Every line of the material is to be quoted verbatim, minus the pictures.

**Data in this exercise:**
· · · · · · ·

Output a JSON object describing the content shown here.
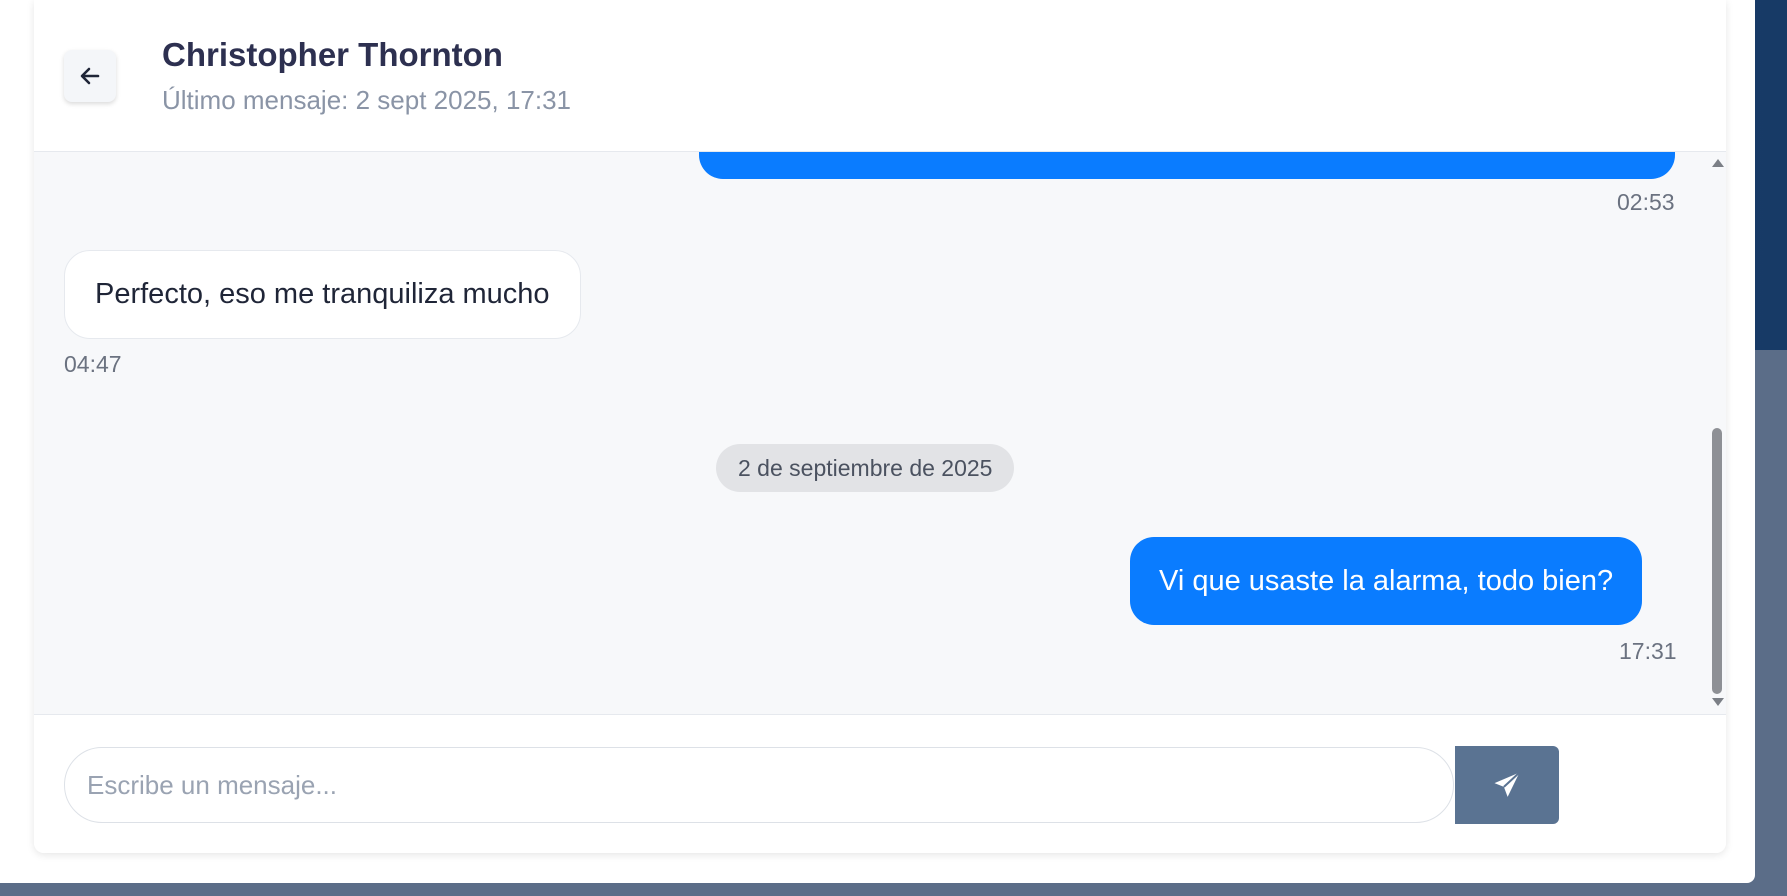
{
  "header": {
    "back_icon": "arrow-left-icon",
    "contact_name": "Christopher Thornton",
    "last_message": "Último mensaje: 2 sept 2025, 17:31"
  },
  "messages": [
    {
      "direction": "outgoing",
      "text": "",
      "time": "02:53"
    },
    {
      "direction": "incoming",
      "text": "Perfecto, eso me tranquiliza mucho",
      "time": "04:47"
    },
    {
      "direction": "outgoing",
      "text": "Vi que usaste la alarma, todo bien?",
      "time": "17:31"
    }
  ],
  "date_separator": "2 de septiembre de 2025",
  "composer": {
    "placeholder": "Escribe un mensaje...",
    "value": "",
    "send_icon": "paper-plane-icon"
  },
  "colors": {
    "outgoing_bubble": "#0a7cff",
    "incoming_bubble": "#ffffff",
    "send_button": "#5a7392",
    "page_background": "#1f4576"
  }
}
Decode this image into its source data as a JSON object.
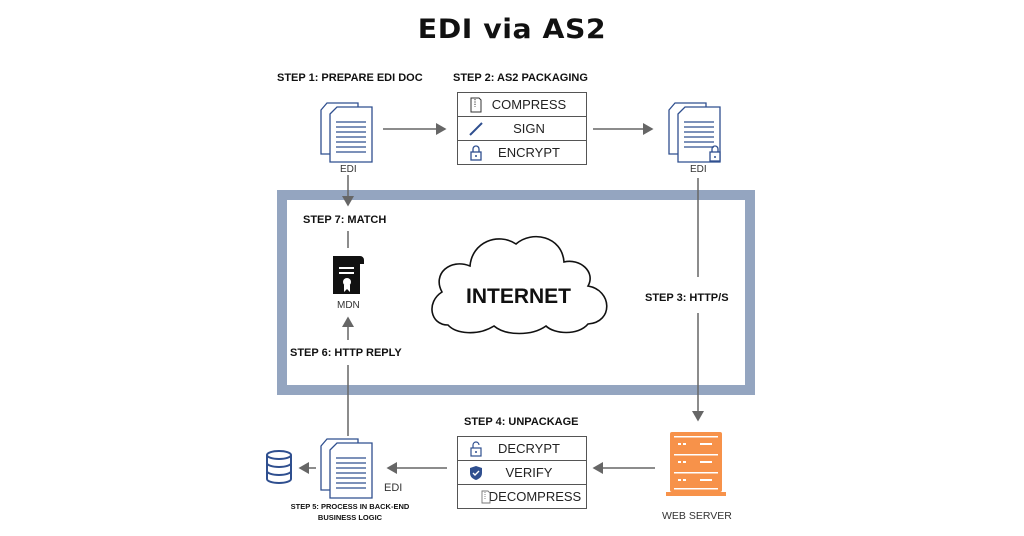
{
  "title": "EDI via AS2",
  "steps": {
    "step1": "STEP 1: PREPARE EDI DOC",
    "step2": "STEP 2: AS2 PACKAGING",
    "step3": "STEP 3: HTTP/S",
    "step4": "STEP 4: UNPACKAGE",
    "step5_line1": "STEP 5: PROCESS IN BACK-END",
    "step5_line2": "BUSINESS LOGIC",
    "step6": "STEP 6: HTTP  REPLY",
    "step7": "STEP 7: MATCH"
  },
  "packaging": {
    "rows": [
      {
        "label": "COMPRESS",
        "icon": "zip-file-icon"
      },
      {
        "label": "SIGN",
        "icon": "pen-icon"
      },
      {
        "label": "ENCRYPT",
        "icon": "lock-icon"
      }
    ]
  },
  "unpackaging": {
    "rows": [
      {
        "label": "DECRYPT",
        "icon": "unlock-icon"
      },
      {
        "label": "VERIFY",
        "icon": "shield-check-icon"
      },
      {
        "label": "DECOMPRESS",
        "icon": "zip-file-icon"
      }
    ]
  },
  "captions": {
    "edi_source": "EDI",
    "edi_encrypted": "EDI",
    "edi_received": "EDI",
    "mdn": "MDN",
    "internet": "INTERNET",
    "web_server": "WEB SERVER"
  },
  "colors": {
    "doc_blue": "#2f4f8f",
    "frame": "#94a5c0",
    "server_orange": "#f7924a",
    "arrow_gray": "#666666"
  }
}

· · · · · · ·

**Task result:**
Output a JSON object describing the content shown here.
{
  "header": {
    "back_icon": "arrow-left-icon",
    "contact_name": "Christopher Thornton",
    "last_message": "Último mensaje: 2 sept 2025, 17:31"
  },
  "messages": [
    {
      "direction": "outgoing",
      "text": "",
      "time": "02:53"
    },
    {
      "direction": "incoming",
      "text": "Perfecto, eso me tranquiliza mucho",
      "time": "04:47"
    },
    {
      "direction": "outgoing",
      "text": "Vi que usaste la alarma, todo bien?",
      "time": "17:31"
    }
  ],
  "date_separator": "2 de septiembre de 2025",
  "composer": {
    "placeholder": "Escribe un mensaje...",
    "value": "",
    "send_icon": "paper-plane-icon"
  },
  "colors": {
    "outgoing_bubble": "#0a7cff",
    "incoming_bubble": "#ffffff",
    "send_button": "#5a7392",
    "page_background": "#1f4576"
  }
}
Decode this image into its source data as a JSON object.
{
  "title": "EDI via AS2",
  "steps": {
    "step1": "STEP 1: PREPARE EDI DOC",
    "step2": "STEP 2: AS2 PACKAGING",
    "step3": "STEP 3: HTTP/S",
    "step4": "STEP 4: UNPACKAGE",
    "step5_line1": "STEP 5: PROCESS IN BACK-END",
    "step5_line2": "BUSINESS LOGIC",
    "step6": "STEP 6: HTTP  REPLY",
    "step7": "STEP 7: MATCH"
  },
  "packaging": {
    "rows": [
      {
        "label": "COMPRESS",
        "icon": "zip-file-icon"
      },
      {
        "label": "SIGN",
        "icon": "pen-icon"
      },
      {
        "label": "ENCRYPT",
        "icon": "lock-icon"
      }
    ]
  },
  "unpackaging": {
    "rows": [
      {
        "label": "DECRYPT",
        "icon": "unlock-icon"
      },
      {
        "label": "VERIFY",
        "icon": "shield-check-icon"
      },
      {
        "label": "DECOMPRESS",
        "icon": "zip-file-icon"
      }
    ]
  },
  "captions": {
    "edi_source": "EDI",
    "edi_encrypted": "EDI",
    "edi_received": "EDI",
    "mdn": "MDN",
    "internet": "INTERNET",
    "web_server": "WEB SERVER"
  },
  "colors": {
    "doc_blue": "#2f4f8f",
    "frame": "#94a5c0",
    "server_orange": "#f7924a",
    "arrow_gray": "#666666"
  }
}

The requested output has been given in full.